SUPPLIED DATA =
——————
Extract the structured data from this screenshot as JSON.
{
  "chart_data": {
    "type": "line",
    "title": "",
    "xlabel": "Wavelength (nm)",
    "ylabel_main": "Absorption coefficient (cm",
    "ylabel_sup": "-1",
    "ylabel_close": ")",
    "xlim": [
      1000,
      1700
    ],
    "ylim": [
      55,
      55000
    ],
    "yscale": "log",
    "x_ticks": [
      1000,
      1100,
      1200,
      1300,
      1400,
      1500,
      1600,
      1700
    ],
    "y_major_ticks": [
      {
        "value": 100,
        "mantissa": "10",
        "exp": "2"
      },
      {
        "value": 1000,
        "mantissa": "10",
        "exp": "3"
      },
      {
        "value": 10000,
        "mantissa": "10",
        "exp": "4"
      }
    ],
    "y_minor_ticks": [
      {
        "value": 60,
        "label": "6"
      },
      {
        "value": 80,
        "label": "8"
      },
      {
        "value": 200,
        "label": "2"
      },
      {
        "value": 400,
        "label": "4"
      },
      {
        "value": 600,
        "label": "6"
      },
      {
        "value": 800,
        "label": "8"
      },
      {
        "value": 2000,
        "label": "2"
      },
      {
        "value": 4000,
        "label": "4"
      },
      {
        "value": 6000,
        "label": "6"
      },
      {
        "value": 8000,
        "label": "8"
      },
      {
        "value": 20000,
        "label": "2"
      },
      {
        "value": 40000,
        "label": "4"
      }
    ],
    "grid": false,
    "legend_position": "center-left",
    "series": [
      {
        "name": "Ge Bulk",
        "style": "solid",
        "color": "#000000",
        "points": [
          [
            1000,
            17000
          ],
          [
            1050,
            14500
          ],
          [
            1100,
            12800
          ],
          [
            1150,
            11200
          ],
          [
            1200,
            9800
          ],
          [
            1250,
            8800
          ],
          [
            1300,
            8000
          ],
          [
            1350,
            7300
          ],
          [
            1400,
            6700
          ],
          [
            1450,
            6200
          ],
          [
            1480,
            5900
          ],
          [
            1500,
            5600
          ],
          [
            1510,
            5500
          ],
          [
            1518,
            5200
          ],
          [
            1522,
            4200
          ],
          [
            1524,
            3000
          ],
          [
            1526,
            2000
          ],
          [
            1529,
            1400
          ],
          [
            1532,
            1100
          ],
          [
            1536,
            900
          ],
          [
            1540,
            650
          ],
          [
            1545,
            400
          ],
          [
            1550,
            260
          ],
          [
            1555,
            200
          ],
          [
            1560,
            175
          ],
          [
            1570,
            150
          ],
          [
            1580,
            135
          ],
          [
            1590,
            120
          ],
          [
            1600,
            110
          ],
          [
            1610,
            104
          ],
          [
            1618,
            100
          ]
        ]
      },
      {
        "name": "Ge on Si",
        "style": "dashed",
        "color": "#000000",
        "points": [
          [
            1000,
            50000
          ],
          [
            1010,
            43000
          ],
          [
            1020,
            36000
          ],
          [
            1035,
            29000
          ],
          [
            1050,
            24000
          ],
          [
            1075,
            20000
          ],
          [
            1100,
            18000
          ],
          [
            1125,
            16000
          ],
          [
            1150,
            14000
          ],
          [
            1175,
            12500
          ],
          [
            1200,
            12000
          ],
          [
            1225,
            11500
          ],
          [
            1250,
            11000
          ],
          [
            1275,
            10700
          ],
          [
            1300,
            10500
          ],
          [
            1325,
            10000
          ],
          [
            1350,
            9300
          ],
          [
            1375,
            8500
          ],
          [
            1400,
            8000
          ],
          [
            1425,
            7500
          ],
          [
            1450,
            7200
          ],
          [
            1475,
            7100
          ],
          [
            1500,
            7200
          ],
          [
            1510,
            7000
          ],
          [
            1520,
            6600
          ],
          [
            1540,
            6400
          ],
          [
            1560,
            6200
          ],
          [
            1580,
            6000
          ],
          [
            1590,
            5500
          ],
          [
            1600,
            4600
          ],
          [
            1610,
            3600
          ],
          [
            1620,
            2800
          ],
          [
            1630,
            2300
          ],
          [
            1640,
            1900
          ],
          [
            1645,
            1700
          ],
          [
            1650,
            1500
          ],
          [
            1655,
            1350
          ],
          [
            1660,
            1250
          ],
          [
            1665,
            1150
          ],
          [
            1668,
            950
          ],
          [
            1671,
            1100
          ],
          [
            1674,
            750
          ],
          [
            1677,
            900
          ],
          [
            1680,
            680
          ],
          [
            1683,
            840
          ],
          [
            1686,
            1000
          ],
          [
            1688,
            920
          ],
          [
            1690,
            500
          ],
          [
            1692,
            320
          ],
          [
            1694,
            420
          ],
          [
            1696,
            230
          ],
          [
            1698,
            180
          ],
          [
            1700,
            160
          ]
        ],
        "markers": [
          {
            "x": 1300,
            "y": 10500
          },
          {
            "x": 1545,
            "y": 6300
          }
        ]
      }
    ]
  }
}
——————
TASK DESCRIPTION =
Exactly as shown above, return every record.

SOLUTION TO THE PROBLEM =
Extract the structured data from this screenshot as JSON.
{
  "chart_data": {
    "type": "line",
    "title": "",
    "xlabel": "Wavelength (nm)",
    "ylabel_main": "Absorption coefficient (cm",
    "ylabel_sup": "-1",
    "ylabel_close": ")",
    "xlim": [
      1000,
      1700
    ],
    "ylim": [
      55,
      55000
    ],
    "yscale": "log",
    "x_ticks": [
      1000,
      1100,
      1200,
      1300,
      1400,
      1500,
      1600,
      1700
    ],
    "y_major_ticks": [
      {
        "value": 100,
        "mantissa": "10",
        "exp": "2"
      },
      {
        "value": 1000,
        "mantissa": "10",
        "exp": "3"
      },
      {
        "value": 10000,
        "mantissa": "10",
        "exp": "4"
      }
    ],
    "y_minor_ticks": [
      {
        "value": 60,
        "label": "6"
      },
      {
        "value": 80,
        "label": "8"
      },
      {
        "value": 200,
        "label": "2"
      },
      {
        "value": 400,
        "label": "4"
      },
      {
        "value": 600,
        "label": "6"
      },
      {
        "value": 800,
        "label": "8"
      },
      {
        "value": 2000,
        "label": "2"
      },
      {
        "value": 4000,
        "label": "4"
      },
      {
        "value": 6000,
        "label": "6"
      },
      {
        "value": 8000,
        "label": "8"
      },
      {
        "value": 20000,
        "label": "2"
      },
      {
        "value": 40000,
        "label": "4"
      }
    ],
    "grid": false,
    "legend_position": "center-left",
    "series": [
      {
        "name": "Ge Bulk",
        "style": "solid",
        "color": "#000000",
        "points": [
          [
            1000,
            17000
          ],
          [
            1050,
            14500
          ],
          [
            1100,
            12800
          ],
          [
            1150,
            11200
          ],
          [
            1200,
            9800
          ],
          [
            1250,
            8800
          ],
          [
            1300,
            8000
          ],
          [
            1350,
            7300
          ],
          [
            1400,
            6700
          ],
          [
            1450,
            6200
          ],
          [
            1480,
            5900
          ],
          [
            1500,
            5600
          ],
          [
            1510,
            5500
          ],
          [
            1518,
            5200
          ],
          [
            1522,
            4200
          ],
          [
            1524,
            3000
          ],
          [
            1526,
            2000
          ],
          [
            1529,
            1400
          ],
          [
            1532,
            1100
          ],
          [
            1536,
            900
          ],
          [
            1540,
            650
          ],
          [
            1545,
            400
          ],
          [
            1550,
            260
          ],
          [
            1555,
            200
          ],
          [
            1560,
            175
          ],
          [
            1570,
            150
          ],
          [
            1580,
            135
          ],
          [
            1590,
            120
          ],
          [
            1600,
            110
          ],
          [
            1610,
            104
          ],
          [
            1618,
            100
          ]
        ]
      },
      {
        "name": "Ge on Si",
        "style": "dashed",
        "color": "#000000",
        "points": [
          [
            1000,
            50000
          ],
          [
            1010,
            43000
          ],
          [
            1020,
            36000
          ],
          [
            1035,
            29000
          ],
          [
            1050,
            24000
          ],
          [
            1075,
            20000
          ],
          [
            1100,
            18000
          ],
          [
            1125,
            16000
          ],
          [
            1150,
            14000
          ],
          [
            1175,
            12500
          ],
          [
            1200,
            12000
          ],
          [
            1225,
            11500
          ],
          [
            1250,
            11000
          ],
          [
            1275,
            10700
          ],
          [
            1300,
            10500
          ],
          [
            1325,
            10000
          ],
          [
            1350,
            9300
          ],
          [
            1375,
            8500
          ],
          [
            1400,
            8000
          ],
          [
            1425,
            7500
          ],
          [
            1450,
            7200
          ],
          [
            1475,
            7100
          ],
          [
            1500,
            7200
          ],
          [
            1510,
            7000
          ],
          [
            1520,
            6600
          ],
          [
            1540,
            6400
          ],
          [
            1560,
            6200
          ],
          [
            1580,
            6000
          ],
          [
            1590,
            5500
          ],
          [
            1600,
            4600
          ],
          [
            1610,
            3600
          ],
          [
            1620,
            2800
          ],
          [
            1630,
            2300
          ],
          [
            1640,
            1900
          ],
          [
            1645,
            1700
          ],
          [
            1650,
            1500
          ],
          [
            1655,
            1350
          ],
          [
            1660,
            1250
          ],
          [
            1665,
            1150
          ],
          [
            1668,
            950
          ],
          [
            1671,
            1100
          ],
          [
            1674,
            750
          ],
          [
            1677,
            900
          ],
          [
            1680,
            680
          ],
          [
            1683,
            840
          ],
          [
            1686,
            1000
          ],
          [
            1688,
            920
          ],
          [
            1690,
            500
          ],
          [
            1692,
            320
          ],
          [
            1694,
            420
          ],
          [
            1696,
            230
          ],
          [
            1698,
            180
          ],
          [
            1700,
            160
          ]
        ],
        "markers": [
          {
            "x": 1300,
            "y": 10500
          },
          {
            "x": 1545,
            "y": 6300
          }
        ]
      }
    ]
  }
}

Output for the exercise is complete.